The Union Ministry of Health and Family Welfare’s new rules come four months after the government acknowledged in court that the 2011 framework was too restrictive to produce a sufficient pool of eligible candidates.
The DCGI heads the Central Drugs Standard Control Organisation (CDSCO)—India’s drug and medical device regulator under the health ministry. Every drug sold in the country, vaccines approved for public use, and medical devices cleared for hospitals require the DCGI’s sign-off. The DCGI enforces the Drugs and Cosmetics Act, 1940.
The most significant change is academic eligibility. The old rules restricted the position only to Pharmacy or medical graduates. The new notification throws the net far wider.
According to the new recruitment rules, a candidate must now hold a Master’s degree—not a graduate degree—in one of a broad range of disciplines, including Pharmacy, Pharmaceutical Sciences, Pharmaceutical Engineering, Bio-Medical Engineering, Chemical Engineering, Biotechnology, Mechanical Engineering, Electrical Engineering, Electronics Engineering, Instrumentation Engineering, Polymer Engineering, Computer Science Engineering, Medical Electronics Engineering, Bio-Chemistry, Chemistry, Life Sciences, or Medicine with a specialisation in Clinical Pharmacology or Microbiology.
A PhD in any of these fields will be “desirable” but not necessary.
A 15-year experience requirement is retained from the 2011 rules, but its scope has been significantly widened.
Under the old rules, experience counted only if it was in the manufacture or testing of drugs or enforcement of the Drugs and Cosmetics Act. The new notification extends it to cover regulation, clinical trials, clinical investigations, and medical devices.
The age ceiling has been raised from 56 to 58 years. The post will continue to be filled only through deputation, which is a government mechanism where a serving officer from another department is seconded to the role for a fixed period. No direct or open recruitment is allowed. The deputation period is capped at five years.
Under the new rules, the Union Public Service Commission must be consulted before any appointment is made. To be eligible, a candidate must be a serving officer from a Central or state government, a Union Territory, a public sector undertaking, an autonomous or statutory body, or a recognised university or research institution.
When the DCGI post was advertised in August 2024, 18 candidates applied, but only two were found eligible by the selection committee. Faced with such a limited pool, the government chose not to proceed with the appointment. Instead, it kept the recruitment rules in abeyance and extended the tenure of the incumbent DCGI, Dr Rajeev Singh Raghuvanshi, on a one-year contract after his superannuation in February 2025, citing the absence of a suitable successor.

Work to complete:
1. Under the passage on the new DCGI rules, what is the age ceiling for the post now?
2. For each statement, say whether it agrees with the passage on the new DCGI rules, and quote the words that decide it.
(a) A PhD is required to be eligible for the post.
(b) The deputation period is capped at five years.
(c) Twenty candidates applied when the post was advertised in August 2024.
3. Write a continuation of the passage on the new DCGI rules, picking up after its final sentence.
The listing has no connection to the passage on the new DCGI rules.

Data listing:
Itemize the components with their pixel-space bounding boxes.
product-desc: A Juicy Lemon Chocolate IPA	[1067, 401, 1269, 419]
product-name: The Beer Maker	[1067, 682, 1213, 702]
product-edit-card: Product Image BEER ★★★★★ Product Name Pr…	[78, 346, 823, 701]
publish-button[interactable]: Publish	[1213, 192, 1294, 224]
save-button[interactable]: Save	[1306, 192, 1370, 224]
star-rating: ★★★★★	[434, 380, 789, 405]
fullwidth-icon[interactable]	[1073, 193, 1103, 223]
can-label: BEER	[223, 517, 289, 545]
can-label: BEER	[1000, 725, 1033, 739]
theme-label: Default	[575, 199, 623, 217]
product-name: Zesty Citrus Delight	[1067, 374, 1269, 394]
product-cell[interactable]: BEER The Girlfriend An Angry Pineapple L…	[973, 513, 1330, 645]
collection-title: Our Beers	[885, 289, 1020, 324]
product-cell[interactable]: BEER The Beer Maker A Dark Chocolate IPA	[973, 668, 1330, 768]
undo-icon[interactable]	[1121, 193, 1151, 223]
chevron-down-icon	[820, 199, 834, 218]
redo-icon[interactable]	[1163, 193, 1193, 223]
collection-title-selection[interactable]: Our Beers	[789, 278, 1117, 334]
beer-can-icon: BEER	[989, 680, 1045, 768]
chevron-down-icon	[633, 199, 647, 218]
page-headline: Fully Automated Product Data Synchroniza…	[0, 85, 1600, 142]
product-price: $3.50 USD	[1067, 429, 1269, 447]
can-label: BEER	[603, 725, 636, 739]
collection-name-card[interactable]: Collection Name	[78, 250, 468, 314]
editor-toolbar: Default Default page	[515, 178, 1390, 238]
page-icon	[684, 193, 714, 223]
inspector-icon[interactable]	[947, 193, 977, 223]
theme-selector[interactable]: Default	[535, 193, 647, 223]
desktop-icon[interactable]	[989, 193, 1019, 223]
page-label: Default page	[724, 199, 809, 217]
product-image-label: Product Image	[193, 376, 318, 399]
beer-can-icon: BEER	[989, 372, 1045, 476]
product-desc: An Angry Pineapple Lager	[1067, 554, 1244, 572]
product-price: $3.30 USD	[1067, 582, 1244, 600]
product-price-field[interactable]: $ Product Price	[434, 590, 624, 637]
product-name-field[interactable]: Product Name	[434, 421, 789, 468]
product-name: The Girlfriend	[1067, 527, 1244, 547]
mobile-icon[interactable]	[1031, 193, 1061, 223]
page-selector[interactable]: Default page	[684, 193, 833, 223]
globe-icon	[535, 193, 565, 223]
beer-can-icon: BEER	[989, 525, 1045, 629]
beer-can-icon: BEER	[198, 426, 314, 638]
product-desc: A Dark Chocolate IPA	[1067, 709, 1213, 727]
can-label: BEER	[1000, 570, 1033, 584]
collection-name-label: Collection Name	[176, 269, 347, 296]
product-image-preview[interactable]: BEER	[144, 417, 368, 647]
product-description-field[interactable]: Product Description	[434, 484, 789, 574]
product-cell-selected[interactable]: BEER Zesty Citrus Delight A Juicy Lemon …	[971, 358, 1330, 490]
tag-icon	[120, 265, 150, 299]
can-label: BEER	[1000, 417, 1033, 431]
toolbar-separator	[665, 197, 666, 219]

Task-by-task answers:
1. 58 years, raised from 56.

2.
(a) No: "A PhD in any of these fields will be “desirable” but not necessary."
(b) Yes: "The deputation period is capped at five years."
(c) No: "18 candidates applied, but only two were found eligible by the selection committee."

3.
This decision was challenged before the Madurai bench of the Madras High Court by petitioner D. Muthu, who filed a writ of quo warranto—a legal remedy used to question whether a person is lawfully entitled to hold a public office. The petition argued that Raghuvanshi’s continuation in office after retirement was unlawful and questioned the government’s decision to suspend recruitment rules while reappointing the same individual after formally advertising the vacancy.
During the proceedings, the Centre informed the court that only two of the 18 applicants met the eligibility criteria. It attributed this to the restrictive nature of the recruitment rules, stating that the prescribed qualifications and experience were confined to very specific domains, which significantly narrowed the pool of eligible candidates. The government argued that the “ambit of search must be broadened with a wider spectrum of qualifications and experience” and said it was in the process of revising the rules accordingly.
The court recorded this submission while summarising the Centre’s position. In November 2025, it dismissed the petition, accepting the contractual extension as a temporary arrangement and granting the government time to amend the recruitment rules and complete a regular appointment process.
When Raghuvanshi’s first contract ended, the appointments committee of the Cabinet approved a second one-year extension on 28 February 2026, again keeping the old rules in abeyance. He is now serving his second consecutive contractual term, with the latest extension running until 1 March 2027.
The notification issued Monday is expected to resolve the deadlock by widening eligibility and allowing the government to draw from a much larger pool of candidates.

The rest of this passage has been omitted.